Set exercise »
Show all lines from the listing below that contain "JSON".

##### Task material #####

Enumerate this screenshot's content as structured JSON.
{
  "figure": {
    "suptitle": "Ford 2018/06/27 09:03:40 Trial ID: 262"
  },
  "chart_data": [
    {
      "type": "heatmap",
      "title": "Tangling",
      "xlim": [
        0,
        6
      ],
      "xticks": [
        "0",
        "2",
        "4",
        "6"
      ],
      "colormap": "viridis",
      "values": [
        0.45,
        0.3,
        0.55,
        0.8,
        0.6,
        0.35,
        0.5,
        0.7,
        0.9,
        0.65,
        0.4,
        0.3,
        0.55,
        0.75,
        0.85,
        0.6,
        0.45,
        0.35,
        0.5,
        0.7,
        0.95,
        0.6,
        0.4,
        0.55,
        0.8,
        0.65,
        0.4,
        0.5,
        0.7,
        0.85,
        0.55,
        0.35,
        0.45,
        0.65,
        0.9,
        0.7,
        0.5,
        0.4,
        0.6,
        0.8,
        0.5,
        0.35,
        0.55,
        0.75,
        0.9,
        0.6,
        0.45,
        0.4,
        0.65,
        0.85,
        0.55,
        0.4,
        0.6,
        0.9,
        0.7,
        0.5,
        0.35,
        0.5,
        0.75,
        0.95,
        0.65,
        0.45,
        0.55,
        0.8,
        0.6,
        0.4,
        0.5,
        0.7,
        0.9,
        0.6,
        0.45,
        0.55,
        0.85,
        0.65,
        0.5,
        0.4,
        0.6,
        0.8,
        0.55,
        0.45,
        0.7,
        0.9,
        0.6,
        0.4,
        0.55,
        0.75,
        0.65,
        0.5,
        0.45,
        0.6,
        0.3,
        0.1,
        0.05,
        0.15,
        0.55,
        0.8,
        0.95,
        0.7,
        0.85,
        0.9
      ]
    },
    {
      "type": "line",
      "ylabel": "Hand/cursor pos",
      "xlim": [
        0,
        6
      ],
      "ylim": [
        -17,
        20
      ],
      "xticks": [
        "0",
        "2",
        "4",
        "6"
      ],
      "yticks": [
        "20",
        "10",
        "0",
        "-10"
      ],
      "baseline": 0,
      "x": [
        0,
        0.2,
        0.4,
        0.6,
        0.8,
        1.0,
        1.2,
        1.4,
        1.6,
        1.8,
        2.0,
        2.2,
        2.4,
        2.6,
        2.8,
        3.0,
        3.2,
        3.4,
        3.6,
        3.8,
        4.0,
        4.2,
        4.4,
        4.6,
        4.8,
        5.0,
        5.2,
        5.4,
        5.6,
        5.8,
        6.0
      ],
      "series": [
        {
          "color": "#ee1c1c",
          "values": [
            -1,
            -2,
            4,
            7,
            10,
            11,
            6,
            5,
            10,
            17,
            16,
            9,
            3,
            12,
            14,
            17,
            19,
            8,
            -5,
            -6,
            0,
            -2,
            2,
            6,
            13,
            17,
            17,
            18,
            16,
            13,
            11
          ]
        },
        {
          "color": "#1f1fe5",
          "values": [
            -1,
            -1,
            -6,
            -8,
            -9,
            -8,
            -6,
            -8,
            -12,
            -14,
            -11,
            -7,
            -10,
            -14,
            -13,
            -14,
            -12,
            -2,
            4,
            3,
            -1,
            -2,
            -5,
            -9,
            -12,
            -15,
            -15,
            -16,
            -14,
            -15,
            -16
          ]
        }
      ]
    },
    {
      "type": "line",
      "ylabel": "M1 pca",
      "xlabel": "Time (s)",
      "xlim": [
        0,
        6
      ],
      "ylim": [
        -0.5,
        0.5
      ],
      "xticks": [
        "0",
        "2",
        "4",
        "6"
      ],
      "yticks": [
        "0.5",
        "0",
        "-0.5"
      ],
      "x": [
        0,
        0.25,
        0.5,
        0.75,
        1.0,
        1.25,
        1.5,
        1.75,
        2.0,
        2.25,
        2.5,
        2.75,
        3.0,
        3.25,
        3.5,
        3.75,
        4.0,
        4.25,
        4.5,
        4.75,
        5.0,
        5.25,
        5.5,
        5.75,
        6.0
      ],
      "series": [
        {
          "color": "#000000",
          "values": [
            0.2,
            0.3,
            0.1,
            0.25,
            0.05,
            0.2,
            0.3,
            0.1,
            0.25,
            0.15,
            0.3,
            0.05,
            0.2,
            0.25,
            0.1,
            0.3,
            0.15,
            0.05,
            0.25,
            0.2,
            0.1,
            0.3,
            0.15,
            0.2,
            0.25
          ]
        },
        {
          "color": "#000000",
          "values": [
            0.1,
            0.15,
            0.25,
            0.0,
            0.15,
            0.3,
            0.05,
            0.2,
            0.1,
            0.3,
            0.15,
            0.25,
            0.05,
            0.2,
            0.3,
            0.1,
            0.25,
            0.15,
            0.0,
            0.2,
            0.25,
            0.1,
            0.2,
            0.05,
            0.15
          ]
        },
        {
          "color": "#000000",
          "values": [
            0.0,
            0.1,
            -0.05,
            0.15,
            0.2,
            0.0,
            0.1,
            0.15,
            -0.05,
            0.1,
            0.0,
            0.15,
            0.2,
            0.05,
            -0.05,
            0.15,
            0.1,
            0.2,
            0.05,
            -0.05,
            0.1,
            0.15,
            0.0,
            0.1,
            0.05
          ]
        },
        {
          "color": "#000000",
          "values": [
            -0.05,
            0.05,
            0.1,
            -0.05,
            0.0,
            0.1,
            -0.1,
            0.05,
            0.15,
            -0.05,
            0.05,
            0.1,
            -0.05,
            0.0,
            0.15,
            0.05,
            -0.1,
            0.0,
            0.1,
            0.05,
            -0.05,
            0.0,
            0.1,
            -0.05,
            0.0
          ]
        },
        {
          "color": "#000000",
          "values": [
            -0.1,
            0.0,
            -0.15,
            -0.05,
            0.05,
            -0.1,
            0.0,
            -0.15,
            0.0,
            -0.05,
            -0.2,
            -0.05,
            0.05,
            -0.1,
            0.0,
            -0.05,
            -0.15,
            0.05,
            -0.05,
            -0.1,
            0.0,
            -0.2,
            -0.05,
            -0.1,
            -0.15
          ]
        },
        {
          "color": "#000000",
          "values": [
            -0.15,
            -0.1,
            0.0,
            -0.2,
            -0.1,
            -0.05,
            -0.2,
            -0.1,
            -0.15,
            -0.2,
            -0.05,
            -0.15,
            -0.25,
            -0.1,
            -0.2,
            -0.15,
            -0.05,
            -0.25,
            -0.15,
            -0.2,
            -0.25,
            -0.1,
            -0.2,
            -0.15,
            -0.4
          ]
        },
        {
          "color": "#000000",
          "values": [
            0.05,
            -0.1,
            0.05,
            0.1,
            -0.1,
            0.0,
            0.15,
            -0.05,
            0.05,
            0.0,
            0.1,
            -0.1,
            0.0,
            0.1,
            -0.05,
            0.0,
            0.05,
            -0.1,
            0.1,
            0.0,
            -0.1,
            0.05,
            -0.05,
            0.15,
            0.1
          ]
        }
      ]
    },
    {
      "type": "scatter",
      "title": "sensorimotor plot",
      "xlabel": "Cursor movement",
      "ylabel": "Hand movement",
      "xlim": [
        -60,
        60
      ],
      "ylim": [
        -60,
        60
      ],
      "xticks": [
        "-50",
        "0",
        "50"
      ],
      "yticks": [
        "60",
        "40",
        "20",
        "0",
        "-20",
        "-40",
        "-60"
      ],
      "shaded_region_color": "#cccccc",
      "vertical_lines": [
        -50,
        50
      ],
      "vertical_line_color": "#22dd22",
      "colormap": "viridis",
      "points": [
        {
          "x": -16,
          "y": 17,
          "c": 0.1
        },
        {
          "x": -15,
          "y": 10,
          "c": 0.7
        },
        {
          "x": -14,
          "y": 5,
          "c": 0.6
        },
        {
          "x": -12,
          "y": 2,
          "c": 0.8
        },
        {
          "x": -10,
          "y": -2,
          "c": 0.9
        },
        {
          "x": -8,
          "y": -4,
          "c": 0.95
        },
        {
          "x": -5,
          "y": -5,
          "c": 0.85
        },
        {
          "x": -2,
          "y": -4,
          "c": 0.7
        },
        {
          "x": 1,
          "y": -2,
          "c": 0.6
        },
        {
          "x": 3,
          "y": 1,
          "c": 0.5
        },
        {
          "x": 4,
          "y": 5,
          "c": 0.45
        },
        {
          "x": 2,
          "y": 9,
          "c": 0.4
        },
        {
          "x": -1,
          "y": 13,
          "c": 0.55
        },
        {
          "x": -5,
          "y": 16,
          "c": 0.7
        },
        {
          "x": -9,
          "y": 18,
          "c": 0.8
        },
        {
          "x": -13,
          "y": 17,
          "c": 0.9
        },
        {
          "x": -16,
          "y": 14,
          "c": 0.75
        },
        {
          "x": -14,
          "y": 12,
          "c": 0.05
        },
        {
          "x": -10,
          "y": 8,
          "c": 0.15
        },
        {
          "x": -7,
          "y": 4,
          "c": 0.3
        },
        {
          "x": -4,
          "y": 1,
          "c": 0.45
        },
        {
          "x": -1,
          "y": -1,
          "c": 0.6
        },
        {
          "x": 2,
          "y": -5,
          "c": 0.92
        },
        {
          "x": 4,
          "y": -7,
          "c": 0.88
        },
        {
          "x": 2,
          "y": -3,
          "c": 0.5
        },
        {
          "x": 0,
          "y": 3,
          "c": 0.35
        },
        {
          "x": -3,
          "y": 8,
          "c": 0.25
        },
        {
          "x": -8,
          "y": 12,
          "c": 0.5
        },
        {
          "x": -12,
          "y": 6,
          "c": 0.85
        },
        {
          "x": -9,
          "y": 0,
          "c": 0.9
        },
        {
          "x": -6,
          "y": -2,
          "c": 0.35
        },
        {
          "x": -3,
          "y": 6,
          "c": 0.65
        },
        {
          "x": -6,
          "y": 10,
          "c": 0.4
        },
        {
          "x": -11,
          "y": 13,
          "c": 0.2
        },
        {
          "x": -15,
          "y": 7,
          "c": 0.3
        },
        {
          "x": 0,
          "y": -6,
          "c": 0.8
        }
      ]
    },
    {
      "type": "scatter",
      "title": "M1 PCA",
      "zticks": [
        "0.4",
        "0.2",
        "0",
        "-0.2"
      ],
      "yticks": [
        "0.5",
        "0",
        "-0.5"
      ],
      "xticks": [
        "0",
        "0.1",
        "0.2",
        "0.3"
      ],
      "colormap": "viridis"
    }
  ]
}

#####
##### Task material #####

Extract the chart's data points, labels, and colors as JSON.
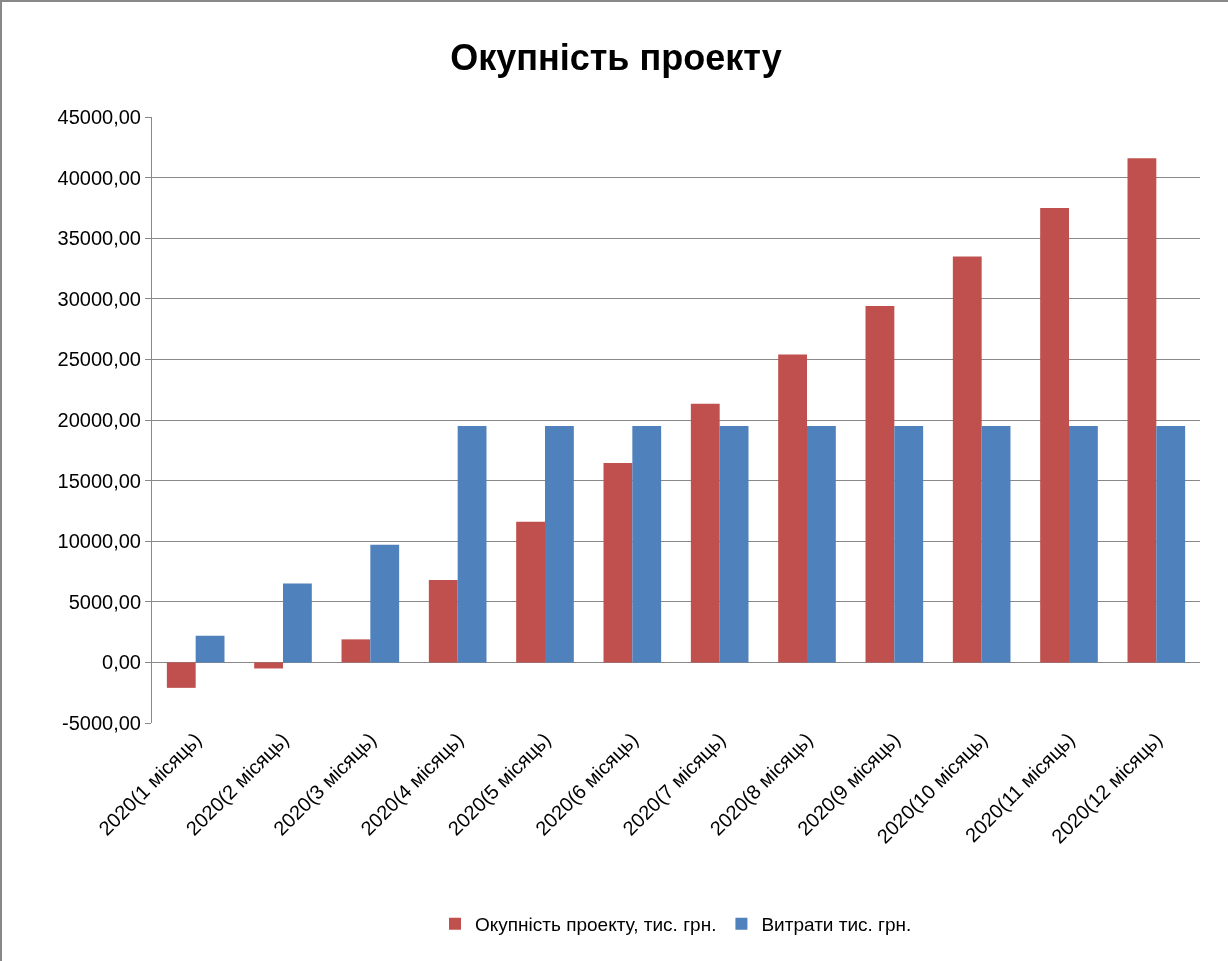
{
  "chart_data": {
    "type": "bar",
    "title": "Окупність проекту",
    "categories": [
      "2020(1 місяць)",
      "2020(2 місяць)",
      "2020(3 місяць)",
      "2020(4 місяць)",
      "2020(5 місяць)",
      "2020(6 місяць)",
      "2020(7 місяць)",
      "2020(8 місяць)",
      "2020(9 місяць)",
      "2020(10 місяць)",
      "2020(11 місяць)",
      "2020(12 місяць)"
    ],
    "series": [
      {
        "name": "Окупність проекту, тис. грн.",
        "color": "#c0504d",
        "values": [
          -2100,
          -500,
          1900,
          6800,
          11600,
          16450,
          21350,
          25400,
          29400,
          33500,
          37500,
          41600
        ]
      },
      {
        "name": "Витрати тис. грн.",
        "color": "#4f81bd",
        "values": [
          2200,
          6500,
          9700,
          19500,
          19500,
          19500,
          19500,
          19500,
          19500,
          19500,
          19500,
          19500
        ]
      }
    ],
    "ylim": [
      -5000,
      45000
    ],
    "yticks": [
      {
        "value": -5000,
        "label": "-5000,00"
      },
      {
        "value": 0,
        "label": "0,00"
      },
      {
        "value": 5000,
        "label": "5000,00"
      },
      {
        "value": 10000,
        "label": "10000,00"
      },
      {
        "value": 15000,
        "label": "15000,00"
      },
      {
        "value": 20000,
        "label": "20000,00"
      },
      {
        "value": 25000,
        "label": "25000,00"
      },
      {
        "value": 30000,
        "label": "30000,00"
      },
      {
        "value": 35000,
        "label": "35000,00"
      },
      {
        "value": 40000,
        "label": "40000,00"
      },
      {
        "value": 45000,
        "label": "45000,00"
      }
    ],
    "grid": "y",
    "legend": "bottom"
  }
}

#####

Finished task »
Enumerate this screenshot's content as structured JSON.
Extract the chart's data points, labels, and colors as JSON.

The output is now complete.